=== Direction ===
Give the material once more, word for word, without any images.

=== Records provided ===
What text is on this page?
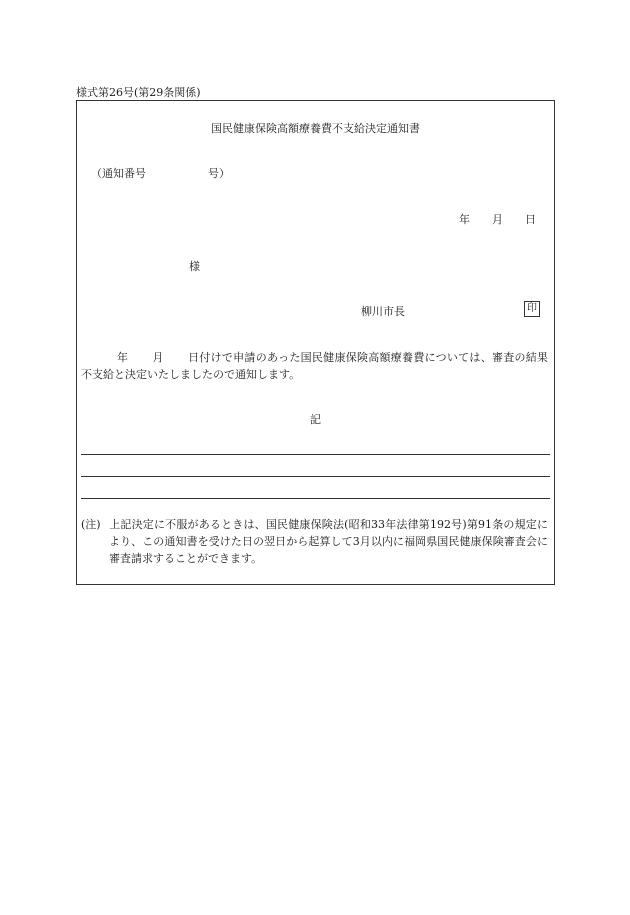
様式第26号(第29条関係)
国民健康保険高額療養費不支給決定通知書
（通知番号	号）
年 月 日
様
柳川市長	印
年 月 日付けで申請のあった国民健康保険高額療養費については、審査の結果不支給と決定いたしましたので通知します。
記
(注) 上記決定に不服があるときは、国民健康保険法(昭和33年法律第192号)第91条の規定により、この通知書を受けた日の翌日から起算して3月以内に福岡県国民健康保険審査会に審査請求することができます。
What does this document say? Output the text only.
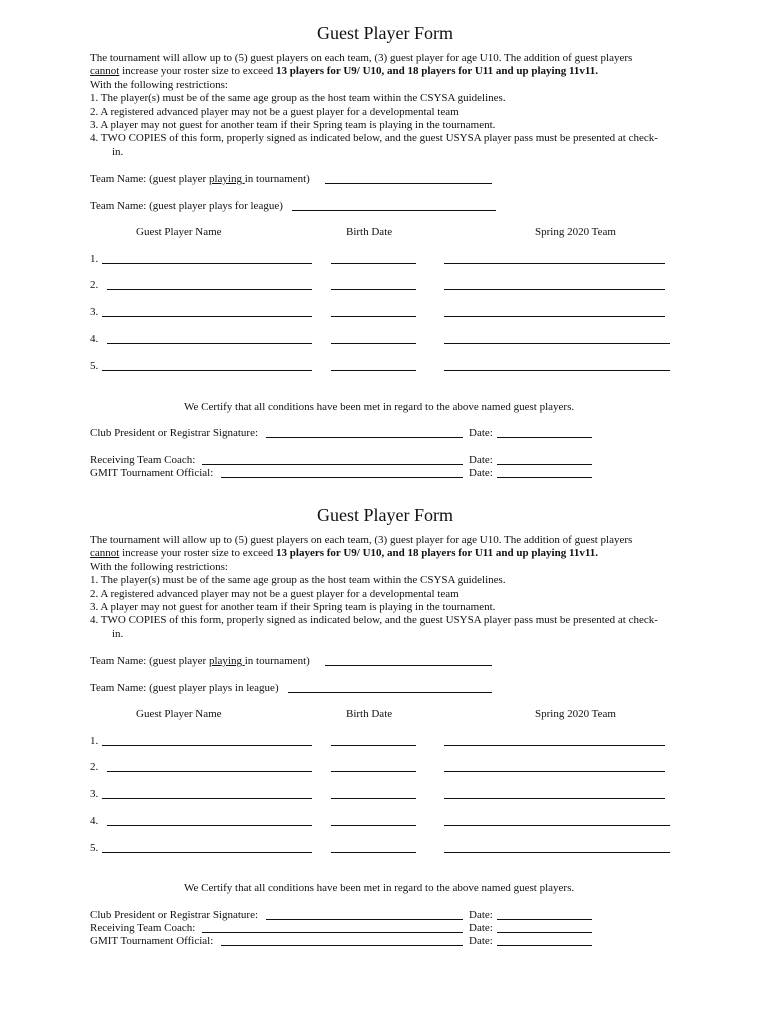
Guest Player Form
The tournament will allow up to (5) guest players on each team, (3) guest player for age U10. The addition of guest players
cannot increase your roster size to exceed 13 players for U9/ U10, and 18 players for U11 and up playing 11v11.
With the following restrictions:
1. The player(s) must be of the same age group as the host team within the CSYSA guidelines.
2. A registered advanced player may not be a guest player for a developmental team
3. A player may not guest for another team if their Spring team is playing in the tournament.
4. TWO COPIES of this form, properly signed as indicated below, and the guest USYSA player pass must be presented at check-
in.
Team Name: (guest player playing in tournament)
Team Name: (guest player plays for league)
Guest Player Name	Birth Date	Spring 2020 Team
1.
2.
3.
4.
5.
We Certify that all conditions have been met in regard to the above named guest players.
Club President or Registrar Signature:	Date:
Receiving Team Coach:	Date:
GMIT Tournament Official:	Date:
Guest Player Form
The tournament will allow up to (5) guest players on each team, (3) guest player for age U10. The addition of guest players
cannot increase your roster size to exceed 13 players for U9/ U10, and 18 players for U11 and up playing 11v11.
With the following restrictions:
1. The player(s) must be of the same age group as the host team within the CSYSA guidelines.
2. A registered advanced player may not be a guest player for a developmental team
3. A player may not guest for another team if their Spring team is playing in the tournament.
4. TWO COPIES of this form, properly signed as indicated below, and the guest USYSA player pass must be presented at check-
in.
Team Name: (guest player playing in tournament)
Team Name: (guest player plays in league)
Guest Player Name	Birth Date	Spring 2020 Team
1.
2.
3.
4.
5.
We Certify that all conditions have been met in regard to the above named guest players.
Club President or Registrar Signature:	Date:
Receiving Team Coach:	Date:
GMIT Tournament Official:	Date:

=== Correct answer ===
What text is on this page?
様式第26号(第29条関係)
国民健康保険高額療養費不支給決定通知書
（通知番号	号）
年 月 日
様
柳川市長	印
年 月 日付けで申請のあった国民健康保険高額療養費については、審査の結果不支給と決定いたしましたので通知します。
記
(注) 上記決定に不服があるときは、国民健康保険法(昭和33年法律第192号)第91条の規定により、この通知書を受けた日の翌日から起算して3月以内に福岡県国民健康保険審査会に審査請求することができます。
What does this document say? Output the text only.
Guest Player Form
The tournament will allow up to (5) guest players on each team, (3) guest player for age U10. The addition of guest players
cannot increase your roster size to exceed 13 players for U9/ U10, and 18 players for U11 and up playing 11v11.
With the following restrictions:
1. The player(s) must be of the same age group as the host team within the CSYSA guidelines.
2. A registered advanced player may not be a guest player for a developmental team
3. A player may not guest for another team if their Spring team is playing in the tournament.
4. TWO COPIES of this form, properly signed as indicated below, and the guest USYSA player pass must be presented at check-
in.
Team Name: (guest player playing in tournament)
Team Name: (guest player plays for league)
Guest Player Name	Birth Date	Spring 2020 Team
1.
2.
3.
4.
5.
We Certify that all conditions have been met in regard to the above named guest players.
Club President or Registrar Signature:	Date:
Receiving Team Coach:	Date:
GMIT Tournament Official:	Date:
Guest Player Form
The tournament will allow up to (5) guest players on each team, (3) guest player for age U10. The addition of guest players
cannot increase your roster size to exceed 13 players for U9/ U10, and 18 players for U11 and up playing 11v11.
With the following restrictions:
1. The player(s) must be of the same age group as the host team within the CSYSA guidelines.
2. A registered advanced player may not be a guest player for a developmental team
3. A player may not guest for another team if their Spring team is playing in the tournament.
4. TWO COPIES of this form, properly signed as indicated below, and the guest USYSA player pass must be presented at check-
in.
Team Name: (guest player playing in tournament)
Team Name: (guest player plays in league)
Guest Player Name	Birth Date	Spring 2020 Team
1.
2.
3.
4.
5.
We Certify that all conditions have been met in regard to the above named guest players.
Club President or Registrar Signature:	Date:
Receiving Team Coach:	Date:
GMIT Tournament Official:	Date:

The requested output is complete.